[AIM] Extract every line from the records below that contains the word "Contrast".

[SUPPLIED INFORMATION]

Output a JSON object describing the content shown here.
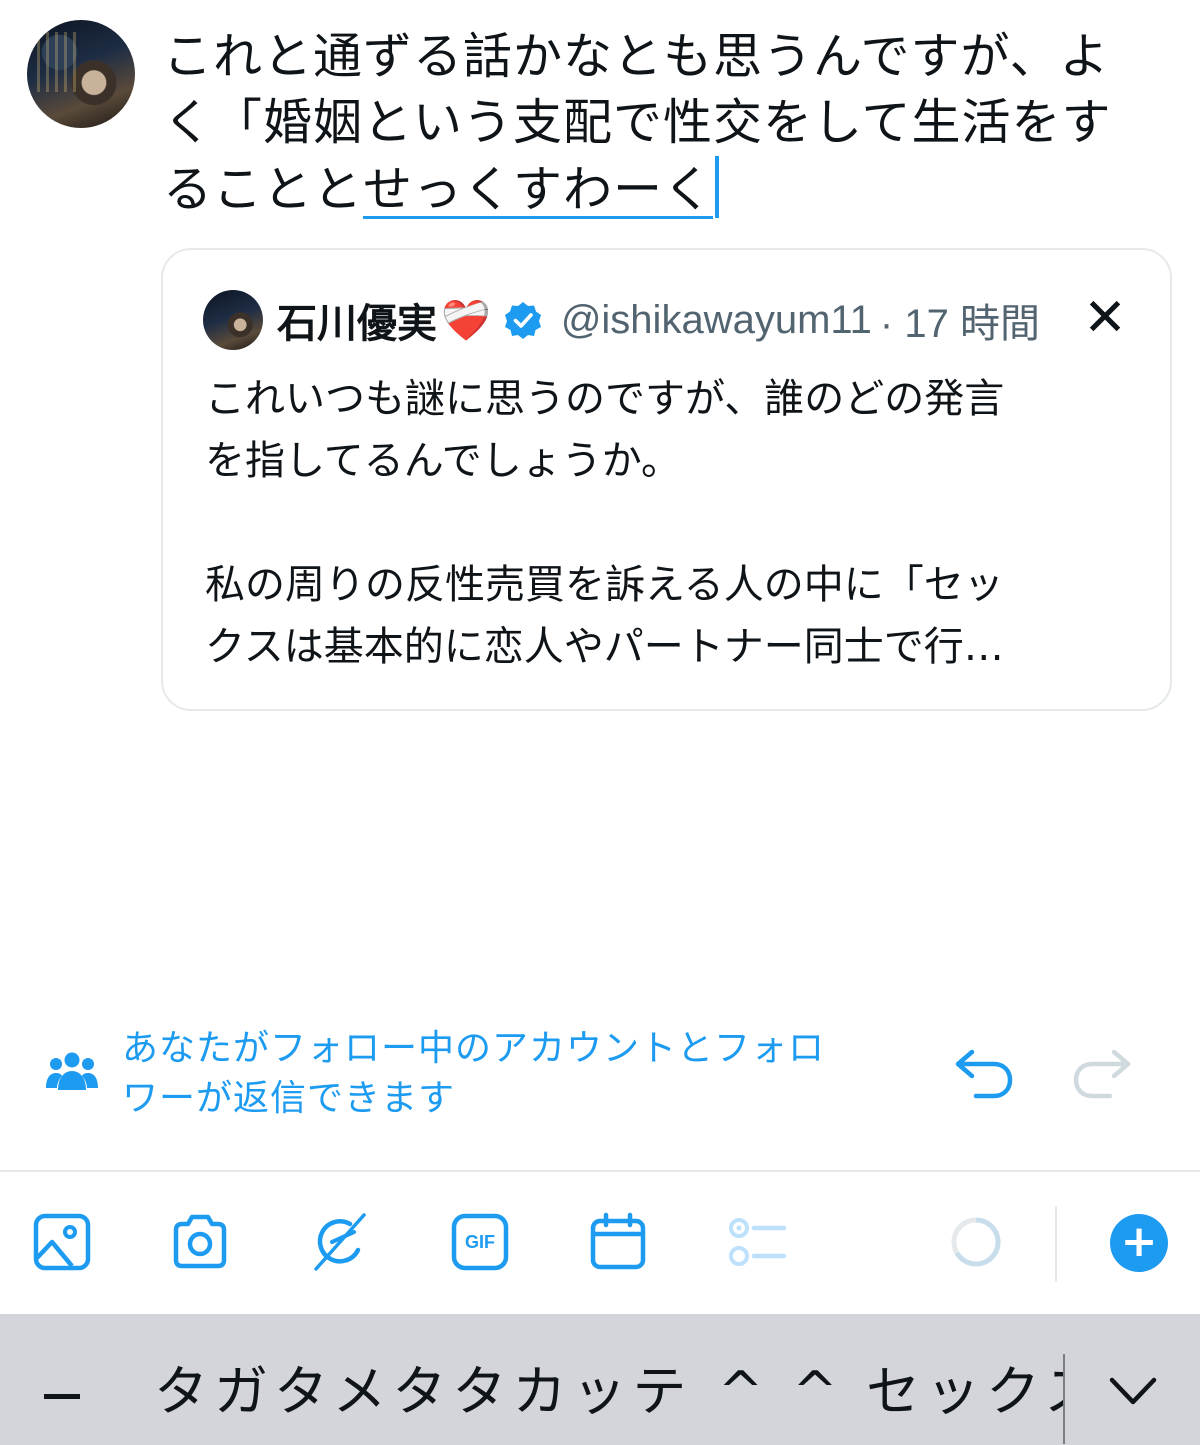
{
  "composer": {
    "text_line1": "これと通ずる話かなとも思うんですが、よ",
    "text_line2": "く「婚姻という支配で性交をして生活をす",
    "text_line3_prefix": "ることと",
    "text_line3_composing": "せっくすわーく"
  },
  "quote": {
    "author_name": "石川優実",
    "author_emoji": "❤️‍🩹",
    "handle": "@ishikawayum11",
    "time": "· 17 時間",
    "close_icon": "x-close-icon",
    "body": "これいつも謎に思うのですが、誰のどの発言\nを指してるんでしょうか。\n\n私の周りの反性売買を訴える人の中に「セッ\nクスは基本的に恋人やパートナー同士で行…"
  },
  "reply_settings": {
    "text_line1": "あなたがフォロー中のアカウントとフォロ",
    "text_line2": "ワーが返信できます",
    "icon": "people-icon"
  },
  "toolbar": {
    "buttons": [
      "image-icon",
      "camera-icon",
      "grok-icon",
      "gif-icon",
      "schedule-icon",
      "poll-icon",
      "progress-ring",
      "add-icon"
    ],
    "gif_label": "GIF",
    "add_label": "+"
  },
  "keyboard": {
    "candidates": [
      "_",
      "タガタメタタカッテ",
      "^ ^",
      "セックス"
    ],
    "expand_icon": "chevron-down-icon"
  },
  "colors": {
    "accent": "#1d9bf0",
    "text": "#0f1419",
    "secondary": "#536471",
    "border": "#e6e9eb",
    "keyboard_bg": "#d3d5da"
  }
}
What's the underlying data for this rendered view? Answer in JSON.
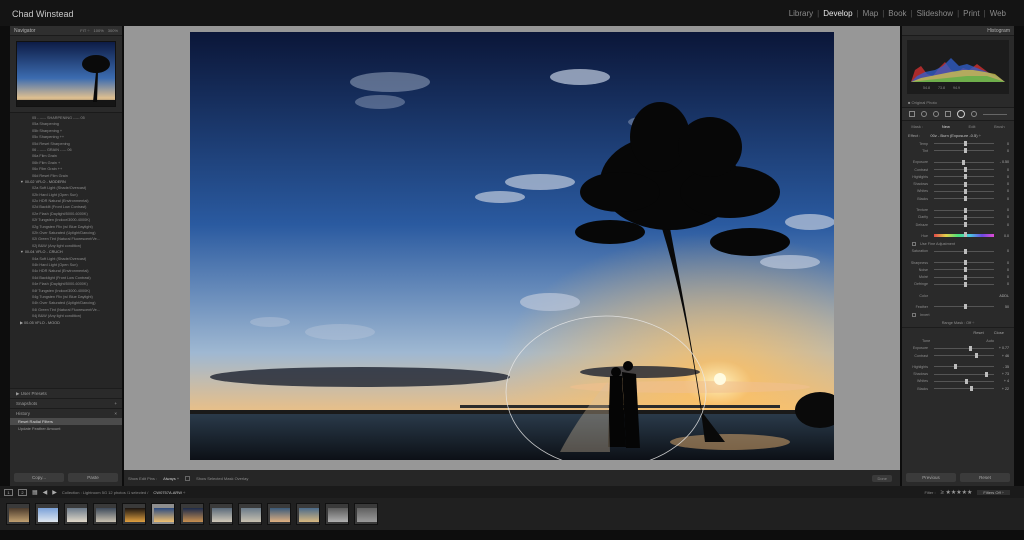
{
  "app": {
    "identity_plate": "Chad Winstead",
    "modules": [
      "Library",
      "Develop",
      "Map",
      "Book",
      "Slideshow",
      "Print",
      "Web"
    ],
    "active_module": "Develop"
  },
  "navigator": {
    "title": "Navigator",
    "zoom": "FIT ÷",
    "zoom_options": [
      "100%",
      "300%"
    ]
  },
  "presets": [
    {
      "label": "05 - ----- SHARPENING ----- 05",
      "folder": false
    },
    {
      "label": "05a Sharpening",
      "folder": false
    },
    {
      "label": "05b Sharpening +",
      "folder": false
    },
    {
      "label": "05c Sharpening ++",
      "folder": false
    },
    {
      "label": "05d Reset Sharpening",
      "folder": false
    },
    {
      "label": "06 - ----- GRAIN ----- 06",
      "folder": false
    },
    {
      "label": "06a Film Grain",
      "folder": false
    },
    {
      "label": "06b Film Grain +",
      "folder": false
    },
    {
      "label": "06c Film Grain ++",
      "folder": false
    },
    {
      "label": "06d Reset Film Grain",
      "folder": false
    },
    {
      "label": "▼ 00-02 VFLO - MODERN",
      "folder": true
    },
    {
      "label": "02a Soft Light (Shade/Overcast)",
      "folder": false
    },
    {
      "label": "02b Hard Light (Open Sun)",
      "folder": false
    },
    {
      "label": "02c HDR Natural (Environmental)",
      "folder": false
    },
    {
      "label": "02d Backlit (Front Low Contrast)",
      "folder": false
    },
    {
      "label": "02e Flash (Daylight/5000-6000K)",
      "folder": false
    },
    {
      "label": "02f Tungsten (Indoor/3000-4000K)",
      "folder": false
    },
    {
      "label": "02g Tungsten Flix (w/ Blue Daylight)",
      "folder": false
    },
    {
      "label": "02h Over Saturated (Uplight/Dancing)",
      "folder": false
    },
    {
      "label": "02i Green Tint (Natural Fluorescent/Ve...",
      "folder": false
    },
    {
      "label": "02j B&W (Any light condition)",
      "folder": false
    },
    {
      "label": "▼ 00-04 VFLO - CRUCH",
      "folder": true
    },
    {
      "label": "04a Soft Light (Shade/Overcast)",
      "folder": false
    },
    {
      "label": "04b Hard Light (Open Sun)",
      "folder": false
    },
    {
      "label": "04c HDR Natural (Environmental)",
      "folder": false
    },
    {
      "label": "04d Backlight (Front Low Contrast)",
      "folder": false
    },
    {
      "label": "04e Flash (Daylight/5000-6000K)",
      "folder": false
    },
    {
      "label": "04f Tungsten (Indoor/3000-4000K)",
      "folder": false
    },
    {
      "label": "04g Tungsten Flix (w/ Blue Daylight)",
      "folder": false
    },
    {
      "label": "04h Over Saturated (Uplight/Dancing)",
      "folder": false
    },
    {
      "label": "04i Green Tint (Natural Fluorescent/Ve...",
      "folder": false
    },
    {
      "label": "04j B&W (Any light condition)",
      "folder": false
    },
    {
      "label": "▶ 00-05 VFLO - MOOD",
      "folder": true
    }
  ],
  "left_sections": {
    "user_presets": "▶ User Presets",
    "snapshots": "Snapshots",
    "history": "History",
    "snapshots_add": "+",
    "history_close": "×"
  },
  "history": [
    "Reset Radial Filters",
    "Update Feather Amount"
  ],
  "left_buttons": {
    "copy": "Copy...",
    "paste": "Paste"
  },
  "histogram": {
    "title": "Histogram",
    "iso": "",
    "readouts": [
      "54.8",
      "73.8",
      "94.9"
    ],
    "original_photo": "■ Original Photo"
  },
  "mask": {
    "tabs": [
      "Mask :",
      "New",
      "Edit",
      "Brush"
    ],
    "active_tab": "New",
    "effect_label": "Effect :",
    "effect_value": "00z - Burn (Exposure -0.5) ÷"
  },
  "sliders": [
    {
      "label": "Temp",
      "value": "0",
      "pos": 0.5
    },
    {
      "label": "Tint",
      "value": "0",
      "pos": 0.5
    },
    {
      "gap": true
    },
    {
      "label": "Exposure",
      "value": "- 0.50",
      "pos": 0.47
    },
    {
      "label": "Contrast",
      "value": "0",
      "pos": 0.5
    },
    {
      "label": "Highlights",
      "value": "0",
      "pos": 0.5
    },
    {
      "label": "Shadows",
      "value": "0",
      "pos": 0.5
    },
    {
      "label": "Whites",
      "value": "0",
      "pos": 0.5
    },
    {
      "label": "Blacks",
      "value": "0",
      "pos": 0.5
    },
    {
      "gap": true
    },
    {
      "label": "Texture",
      "value": "0",
      "pos": 0.5
    },
    {
      "label": "Clarity",
      "value": "0",
      "pos": 0.5
    },
    {
      "label": "Dehaze",
      "value": "0",
      "pos": 0.5
    },
    {
      "gap": true
    },
    {
      "label": "Hue",
      "value": "0.0",
      "pos": 0.5,
      "hue": true
    }
  ],
  "fine_adjust": "Use Fine Adjustment",
  "sliders2": [
    {
      "label": "Saturation",
      "value": "0",
      "pos": 0.5
    },
    {
      "gap": true
    },
    {
      "label": "Sharpness",
      "value": "0",
      "pos": 0.5
    },
    {
      "label": "Noise",
      "value": "0",
      "pos": 0.5
    },
    {
      "label": "Moiré",
      "value": "0",
      "pos": 0.5
    },
    {
      "label": "Defringe",
      "value": "0",
      "pos": 0.5
    },
    {
      "gap": true
    },
    {
      "label": "Color",
      "value": "ADDL",
      "pos": null
    }
  ],
  "feather": {
    "label": "Feather",
    "value": "50",
    "pos": 0.5
  },
  "invert": "Invert",
  "range_mask": "Range Mask : Off ÷",
  "reset_close": {
    "reset": "Reset",
    "close": "Close"
  },
  "basic": {
    "tone": "Tone",
    "auto": "Auto",
    "sliders": [
      {
        "label": "Exposure",
        "value": "+ 0.77",
        "pos": 0.58
      },
      {
        "label": "Contrast",
        "value": "+ 46",
        "pos": 0.68
      },
      {
        "gap": true
      },
      {
        "label": "Highlights",
        "value": "- 35",
        "pos": 0.34
      },
      {
        "label": "Shadows",
        "value": "+ 73",
        "pos": 0.85
      },
      {
        "label": "Whites",
        "value": "+ 4",
        "pos": 0.52
      },
      {
        "label": "Blacks",
        "value": "+ 22",
        "pos": 0.6
      }
    ]
  },
  "right_buttons": {
    "previous": "Previous",
    "reset": "Reset"
  },
  "toolbar": {
    "show_edit_pins": "Show Edit Pins :",
    "show_edit_pins_value": "Always ÷",
    "show_overlay": "Show Selected Mask Overlay",
    "done": "Done"
  },
  "filmstrip": {
    "page1": "1",
    "page2": "2",
    "collection_info": "Collection : Lightroom 5G    12 photos /1 selected /",
    "filename": "CW0757A.ARW ÷",
    "filter_label": "Filter :",
    "filter_value": "Filters Off ÷",
    "thumbnails": [
      {
        "colors": [
          "#4a3a2c",
          "#c0a070"
        ]
      },
      {
        "colors": [
          "#7aa0d8",
          "#dfe6ef"
        ]
      },
      {
        "colors": [
          "#6b7a8a",
          "#e0d8c8"
        ]
      },
      {
        "colors": [
          "#3e4a5a",
          "#c8c0b0"
        ]
      },
      {
        "colors": [
          "#1b1410",
          "#e0a040"
        ]
      },
      {
        "colors": [
          "#2b4a80",
          "#f0c070"
        ]
      },
      {
        "colors": [
          "#1c2a4a",
          "#c89050"
        ]
      },
      {
        "colors": [
          "#5a6a7a",
          "#d0c8b8"
        ]
      },
      {
        "colors": [
          "#6a7a8a",
          "#c8c0b0"
        ]
      },
      {
        "colors": [
          "#3a5a7a",
          "#e0b080"
        ]
      },
      {
        "colors": [
          "#4a6a8a",
          "#d8b880"
        ]
      },
      {
        "colors": [
          "#5a5a5a",
          "#b0b0b0"
        ]
      },
      {
        "colors": [
          "#606060",
          "#9a9a9a"
        ]
      }
    ],
    "selected_index": 5
  },
  "colors": {
    "sky_top": "#0b1638",
    "sky_mid": "#2a5aa0",
    "sky_low": "#c8d4e0",
    "sunset": "#f0b060",
    "panel": "#2a2a2a"
  }
}
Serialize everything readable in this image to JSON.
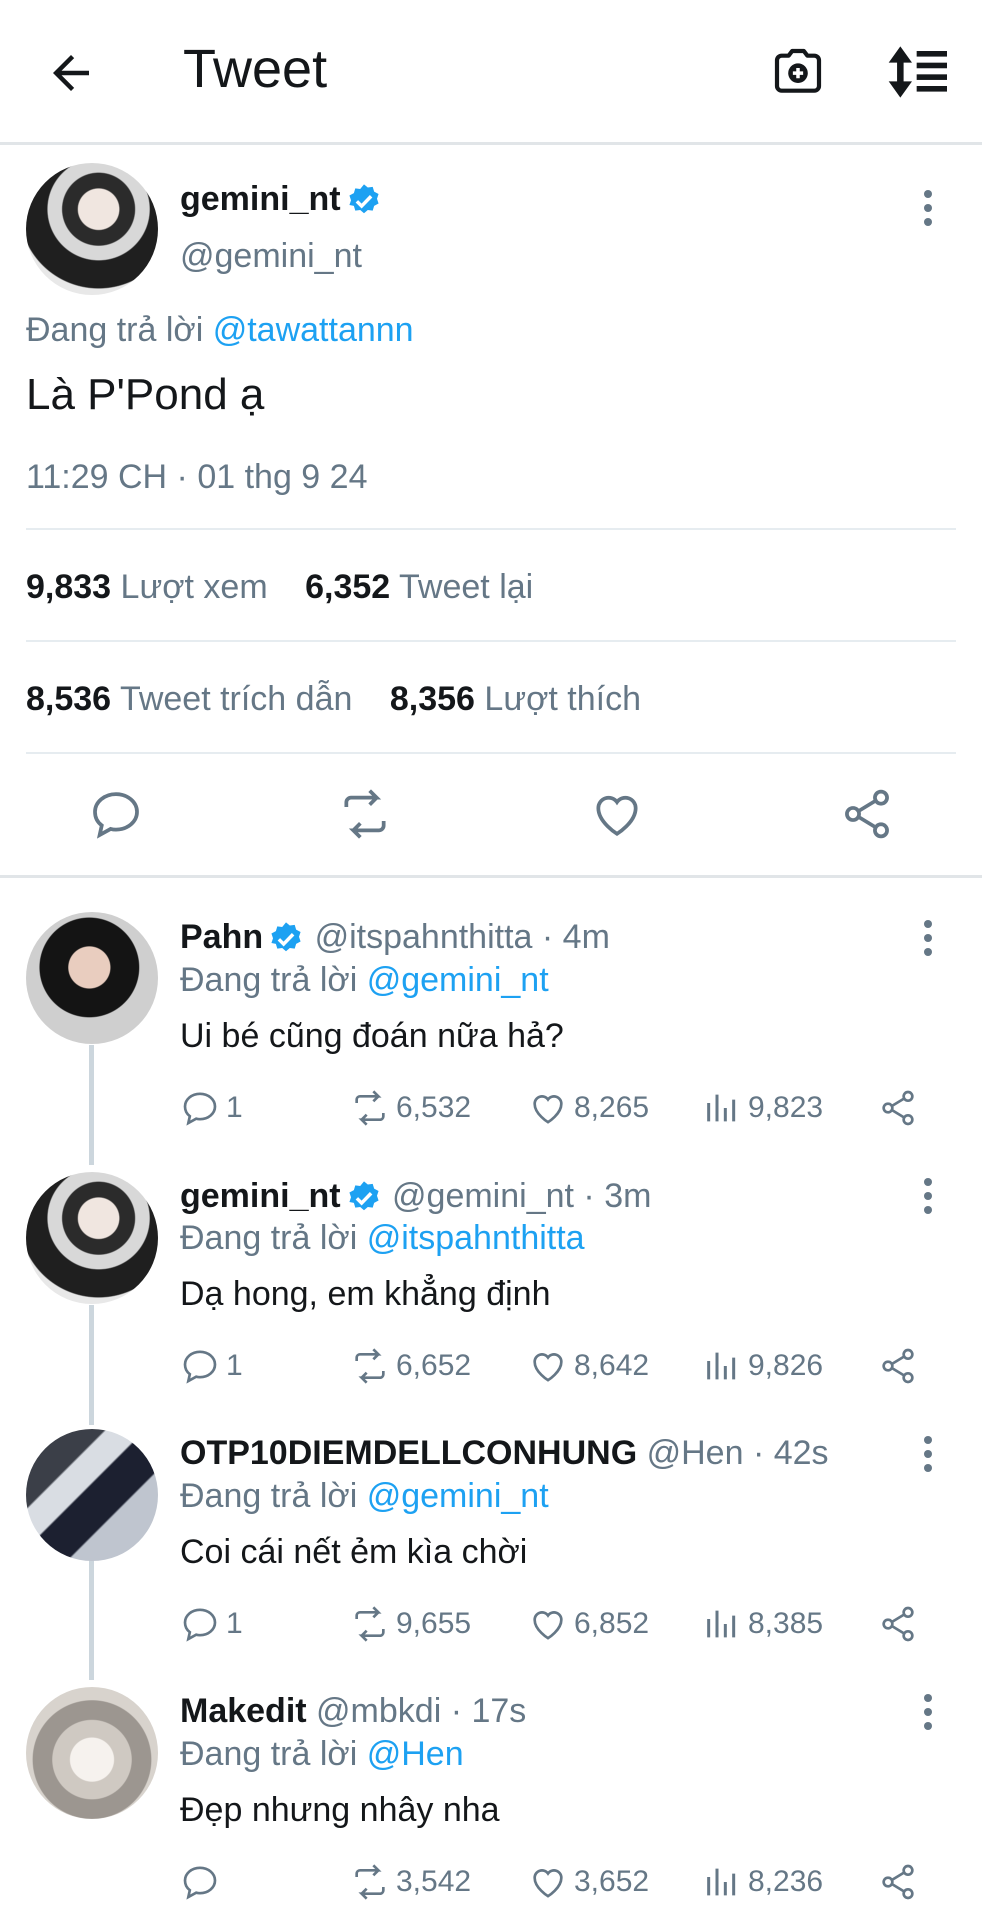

[REPLY TO THE TASK]
      "label": "02d Backlit (Front Low Contrast)",
      "label": "04d Backlight (Front Low Contrast)",
      "label": "Contrast",
        "label": "Contrast",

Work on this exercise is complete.